>> Start

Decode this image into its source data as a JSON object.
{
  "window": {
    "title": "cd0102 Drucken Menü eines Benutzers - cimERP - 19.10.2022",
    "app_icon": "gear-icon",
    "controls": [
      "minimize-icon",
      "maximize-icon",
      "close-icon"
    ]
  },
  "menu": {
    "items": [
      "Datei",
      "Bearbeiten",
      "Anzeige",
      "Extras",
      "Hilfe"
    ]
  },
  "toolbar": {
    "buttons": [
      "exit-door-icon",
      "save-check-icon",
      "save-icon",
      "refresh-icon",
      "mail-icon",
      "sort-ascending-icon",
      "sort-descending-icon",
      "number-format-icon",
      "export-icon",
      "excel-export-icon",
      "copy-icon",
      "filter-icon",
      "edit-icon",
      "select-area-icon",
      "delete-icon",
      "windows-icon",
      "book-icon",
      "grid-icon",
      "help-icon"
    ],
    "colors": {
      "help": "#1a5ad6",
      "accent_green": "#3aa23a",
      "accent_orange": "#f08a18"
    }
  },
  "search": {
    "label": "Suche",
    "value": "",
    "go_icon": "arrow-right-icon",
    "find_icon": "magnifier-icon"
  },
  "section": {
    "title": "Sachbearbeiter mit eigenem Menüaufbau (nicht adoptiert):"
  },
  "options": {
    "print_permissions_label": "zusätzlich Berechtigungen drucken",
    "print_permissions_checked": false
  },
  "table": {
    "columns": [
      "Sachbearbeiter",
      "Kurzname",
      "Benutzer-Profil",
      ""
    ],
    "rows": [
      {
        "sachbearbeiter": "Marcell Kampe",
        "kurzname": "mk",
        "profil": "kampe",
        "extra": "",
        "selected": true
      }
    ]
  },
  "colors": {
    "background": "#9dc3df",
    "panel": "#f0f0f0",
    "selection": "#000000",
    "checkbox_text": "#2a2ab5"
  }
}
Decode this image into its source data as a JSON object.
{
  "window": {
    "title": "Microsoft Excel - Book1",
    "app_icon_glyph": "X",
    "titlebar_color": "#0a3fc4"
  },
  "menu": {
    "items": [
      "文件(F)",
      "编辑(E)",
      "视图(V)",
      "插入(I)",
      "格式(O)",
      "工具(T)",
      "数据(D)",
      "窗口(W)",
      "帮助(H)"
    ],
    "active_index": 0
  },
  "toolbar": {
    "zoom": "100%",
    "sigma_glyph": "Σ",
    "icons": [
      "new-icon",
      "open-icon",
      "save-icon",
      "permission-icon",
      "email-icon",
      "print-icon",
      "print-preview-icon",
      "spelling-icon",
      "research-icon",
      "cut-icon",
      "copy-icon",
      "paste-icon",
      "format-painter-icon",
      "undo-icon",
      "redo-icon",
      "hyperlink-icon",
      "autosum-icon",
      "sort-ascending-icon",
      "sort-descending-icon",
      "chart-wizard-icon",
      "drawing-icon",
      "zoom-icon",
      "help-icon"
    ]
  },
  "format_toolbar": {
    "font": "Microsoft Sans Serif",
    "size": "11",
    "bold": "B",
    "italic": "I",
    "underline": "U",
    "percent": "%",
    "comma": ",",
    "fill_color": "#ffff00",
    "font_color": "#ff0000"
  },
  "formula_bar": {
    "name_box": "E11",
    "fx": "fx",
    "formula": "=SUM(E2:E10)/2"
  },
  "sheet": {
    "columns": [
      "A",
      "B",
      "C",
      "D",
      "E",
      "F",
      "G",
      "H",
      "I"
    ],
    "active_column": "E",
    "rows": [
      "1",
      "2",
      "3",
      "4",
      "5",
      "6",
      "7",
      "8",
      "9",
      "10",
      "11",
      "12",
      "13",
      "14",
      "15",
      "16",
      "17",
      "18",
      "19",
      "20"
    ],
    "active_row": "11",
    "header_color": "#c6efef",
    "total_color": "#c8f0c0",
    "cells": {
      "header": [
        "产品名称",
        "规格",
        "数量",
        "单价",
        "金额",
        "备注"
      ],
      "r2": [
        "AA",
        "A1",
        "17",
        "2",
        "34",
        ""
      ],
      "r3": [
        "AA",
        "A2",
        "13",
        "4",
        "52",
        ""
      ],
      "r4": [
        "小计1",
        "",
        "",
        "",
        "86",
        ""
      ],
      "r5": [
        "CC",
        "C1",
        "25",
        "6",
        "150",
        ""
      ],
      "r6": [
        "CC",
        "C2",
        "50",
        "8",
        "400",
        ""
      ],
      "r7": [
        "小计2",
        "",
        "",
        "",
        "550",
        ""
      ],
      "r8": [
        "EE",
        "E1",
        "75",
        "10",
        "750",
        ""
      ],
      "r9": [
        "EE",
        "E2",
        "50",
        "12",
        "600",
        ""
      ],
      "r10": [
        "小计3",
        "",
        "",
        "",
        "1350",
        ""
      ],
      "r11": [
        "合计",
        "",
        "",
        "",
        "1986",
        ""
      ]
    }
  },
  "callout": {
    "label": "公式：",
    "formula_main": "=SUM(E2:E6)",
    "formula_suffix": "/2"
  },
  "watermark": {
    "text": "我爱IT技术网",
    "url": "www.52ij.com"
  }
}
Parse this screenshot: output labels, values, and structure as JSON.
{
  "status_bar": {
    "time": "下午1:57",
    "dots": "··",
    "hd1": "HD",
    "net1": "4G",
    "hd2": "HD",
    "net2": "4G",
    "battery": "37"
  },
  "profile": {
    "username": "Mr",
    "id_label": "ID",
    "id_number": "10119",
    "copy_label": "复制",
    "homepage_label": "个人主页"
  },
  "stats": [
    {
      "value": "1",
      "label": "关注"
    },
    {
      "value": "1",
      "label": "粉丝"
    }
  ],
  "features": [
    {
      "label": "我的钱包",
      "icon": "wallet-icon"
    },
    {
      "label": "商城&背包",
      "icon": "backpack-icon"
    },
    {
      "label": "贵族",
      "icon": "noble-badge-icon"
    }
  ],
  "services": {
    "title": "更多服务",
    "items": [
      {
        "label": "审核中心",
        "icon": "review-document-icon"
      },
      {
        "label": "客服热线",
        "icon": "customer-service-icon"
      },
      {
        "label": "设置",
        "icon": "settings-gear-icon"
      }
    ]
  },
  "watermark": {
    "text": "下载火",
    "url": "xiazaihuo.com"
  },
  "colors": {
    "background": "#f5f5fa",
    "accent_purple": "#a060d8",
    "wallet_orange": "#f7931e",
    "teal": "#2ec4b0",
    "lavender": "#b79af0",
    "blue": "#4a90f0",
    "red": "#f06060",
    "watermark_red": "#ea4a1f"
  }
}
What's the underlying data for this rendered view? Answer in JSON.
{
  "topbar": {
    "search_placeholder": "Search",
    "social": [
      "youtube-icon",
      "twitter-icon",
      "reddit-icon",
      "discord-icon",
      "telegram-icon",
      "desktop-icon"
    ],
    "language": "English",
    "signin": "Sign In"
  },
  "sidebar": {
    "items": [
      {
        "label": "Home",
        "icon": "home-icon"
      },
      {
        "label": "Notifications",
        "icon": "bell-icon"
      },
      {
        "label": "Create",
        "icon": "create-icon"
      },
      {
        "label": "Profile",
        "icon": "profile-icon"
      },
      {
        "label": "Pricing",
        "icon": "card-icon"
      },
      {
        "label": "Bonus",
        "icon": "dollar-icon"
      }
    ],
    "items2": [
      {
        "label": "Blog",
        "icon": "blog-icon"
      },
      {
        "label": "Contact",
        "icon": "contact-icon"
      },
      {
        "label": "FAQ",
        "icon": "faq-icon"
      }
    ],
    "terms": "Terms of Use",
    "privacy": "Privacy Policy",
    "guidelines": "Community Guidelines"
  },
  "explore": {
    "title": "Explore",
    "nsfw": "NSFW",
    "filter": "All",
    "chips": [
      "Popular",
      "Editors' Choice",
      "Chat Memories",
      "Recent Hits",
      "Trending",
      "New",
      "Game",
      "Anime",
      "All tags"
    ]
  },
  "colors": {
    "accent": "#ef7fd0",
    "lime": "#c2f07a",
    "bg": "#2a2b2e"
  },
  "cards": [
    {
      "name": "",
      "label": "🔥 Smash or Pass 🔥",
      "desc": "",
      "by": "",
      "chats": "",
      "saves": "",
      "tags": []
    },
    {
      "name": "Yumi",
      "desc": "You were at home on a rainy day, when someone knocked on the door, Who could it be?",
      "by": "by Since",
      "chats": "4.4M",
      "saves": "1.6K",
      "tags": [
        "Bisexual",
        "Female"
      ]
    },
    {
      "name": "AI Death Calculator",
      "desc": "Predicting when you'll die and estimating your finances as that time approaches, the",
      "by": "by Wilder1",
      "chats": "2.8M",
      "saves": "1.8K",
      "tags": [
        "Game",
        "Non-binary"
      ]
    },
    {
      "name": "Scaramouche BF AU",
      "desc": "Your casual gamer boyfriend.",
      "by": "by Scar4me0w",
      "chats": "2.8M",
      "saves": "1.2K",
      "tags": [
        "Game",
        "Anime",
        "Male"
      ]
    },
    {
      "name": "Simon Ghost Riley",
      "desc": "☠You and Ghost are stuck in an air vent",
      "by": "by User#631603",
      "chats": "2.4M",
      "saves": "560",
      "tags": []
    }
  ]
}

>> End

**Task description:**
Gather each line in the data that holds the string "chats".

**The solution:**
      "chats": "",
      "chats": "4.4M",
      "chats": "2.8M",
      "chats": "2.8M",
      "chats": "2.4M",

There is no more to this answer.